Raw data =>
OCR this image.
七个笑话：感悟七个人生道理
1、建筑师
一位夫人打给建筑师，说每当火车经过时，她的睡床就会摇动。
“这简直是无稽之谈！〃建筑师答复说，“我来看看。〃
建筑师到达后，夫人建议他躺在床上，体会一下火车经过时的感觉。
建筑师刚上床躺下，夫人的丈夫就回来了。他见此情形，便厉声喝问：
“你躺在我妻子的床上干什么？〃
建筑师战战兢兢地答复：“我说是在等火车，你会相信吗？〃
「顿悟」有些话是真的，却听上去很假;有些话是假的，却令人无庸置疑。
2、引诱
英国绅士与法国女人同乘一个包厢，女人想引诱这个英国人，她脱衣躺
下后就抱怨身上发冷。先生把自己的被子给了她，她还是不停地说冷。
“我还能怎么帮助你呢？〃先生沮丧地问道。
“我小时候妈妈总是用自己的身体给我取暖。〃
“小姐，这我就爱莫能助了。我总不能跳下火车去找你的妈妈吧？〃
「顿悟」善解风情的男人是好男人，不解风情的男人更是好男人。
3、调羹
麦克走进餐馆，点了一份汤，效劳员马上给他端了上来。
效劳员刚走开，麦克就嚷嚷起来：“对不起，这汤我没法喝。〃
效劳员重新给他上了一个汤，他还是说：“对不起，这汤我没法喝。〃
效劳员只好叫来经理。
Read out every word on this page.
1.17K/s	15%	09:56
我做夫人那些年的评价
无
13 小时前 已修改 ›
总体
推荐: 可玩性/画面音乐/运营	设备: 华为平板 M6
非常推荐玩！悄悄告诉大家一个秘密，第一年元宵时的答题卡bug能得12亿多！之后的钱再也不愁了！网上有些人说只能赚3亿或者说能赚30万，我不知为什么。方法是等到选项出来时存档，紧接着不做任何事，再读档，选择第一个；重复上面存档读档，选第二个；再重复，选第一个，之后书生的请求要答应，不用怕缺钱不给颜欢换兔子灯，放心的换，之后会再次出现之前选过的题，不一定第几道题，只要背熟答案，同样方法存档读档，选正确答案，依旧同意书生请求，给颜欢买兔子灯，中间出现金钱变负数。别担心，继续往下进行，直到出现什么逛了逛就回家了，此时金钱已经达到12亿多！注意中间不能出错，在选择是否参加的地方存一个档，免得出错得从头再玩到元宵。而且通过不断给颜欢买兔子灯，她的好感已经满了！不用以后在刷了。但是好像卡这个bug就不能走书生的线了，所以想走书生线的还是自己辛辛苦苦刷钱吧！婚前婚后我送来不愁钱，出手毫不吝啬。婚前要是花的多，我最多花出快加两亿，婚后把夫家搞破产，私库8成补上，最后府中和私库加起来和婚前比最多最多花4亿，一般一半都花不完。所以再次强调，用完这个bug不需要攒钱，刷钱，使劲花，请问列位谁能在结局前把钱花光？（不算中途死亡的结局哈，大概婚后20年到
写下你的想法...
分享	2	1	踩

Exercise brief => Every record above should be copied exactly.

The completed task =>
OCR this image.
七个笑话：感悟七个人生道理
1、建筑师
一位夫人打给建筑师，说每当火车经过时，她的睡床就会摇动。
“这简直是无稽之谈！〃建筑师答复说，“我来看看。〃
建筑师到达后，夫人建议他躺在床上，体会一下火车经过时的感觉。
建筑师刚上床躺下，夫人的丈夫就回来了。他见此情形，便厉声喝问：
“你躺在我妻子的床上干什么？〃
建筑师战战兢兢地答复：“我说是在等火车，你会相信吗？〃
「顿悟」有些话是真的，却听上去很假;有些话是假的，却令人无庸置疑。
2、引诱
英国绅士与法国女人同乘一个包厢，女人想引诱这个英国人，她脱衣躺
下后就抱怨身上发冷。先生把自己的被子给了她，她还是不停地说冷。
“我还能怎么帮助你呢？〃先生沮丧地问道。
“我小时候妈妈总是用自己的身体给我取暖。〃
“小姐，这我就爱莫能助了。我总不能跳下火车去找你的妈妈吧？〃
「顿悟」善解风情的男人是好男人，不解风情的男人更是好男人。
3、调羹
麦克走进餐馆，点了一份汤，效劳员马上给他端了上来。
效劳员刚走开，麦克就嚷嚷起来：“对不起，这汤我没法喝。〃
效劳员重新给他上了一个汤，他还是说：“对不起，这汤我没法喝。〃
效劳员只好叫来经理。
Read out every word on this page.
1.17K/s	15%	09:56
我做夫人那些年的评价
无
13 小时前 已修改 ›
总体
推荐: 可玩性/画面音乐/运营	设备: 华为平板 M6
非常推荐玩！悄悄告诉大家一个秘密，第一年元宵时的答题卡bug能得12亿多！之后的钱再也不愁了！网上有些人说只能赚3亿或者说能赚30万，我不知为什么。方法是等到选项出来时存档，紧接着不做任何事，再读档，选择第一个；重复上面存档读档，选第二个；再重复，选第一个，之后书生的请求要答应，不用怕缺钱不给颜欢换兔子灯，放心的换，之后会再次出现之前选过的题，不一定第几道题，只要背熟答案，同样方法存档读档，选正确答案，依旧同意书生请求，给颜欢买兔子灯，中间出现金钱变负数。别担心，继续往下进行，直到出现什么逛了逛就回家了，此时金钱已经达到12亿多！注意中间不能出错，在选择是否参加的地方存一个档，免得出错得从头再玩到元宵。而且通过不断给颜欢买兔子灯，她的好感已经满了！不用以后在刷了。但是好像卡这个bug就不能走书生的线了，所以想走书生线的还是自己辛辛苦苦刷钱吧！婚前婚后我送来不愁钱，出手毫不吝啬。婚前要是花的多，我最多花出快加两亿，婚后把夫家搞破产，私库8成补上，最后府中和私库加起来和婚前比最多最多花4亿，一般一半都花不完。所以再次强调，用完这个bug不需要攒钱，刷钱，使劲花，请问列位谁能在结局前把钱花光？（不算中途死亡的结局哈，大概婚后20年到
写下你的想法...
分享	2	1	踩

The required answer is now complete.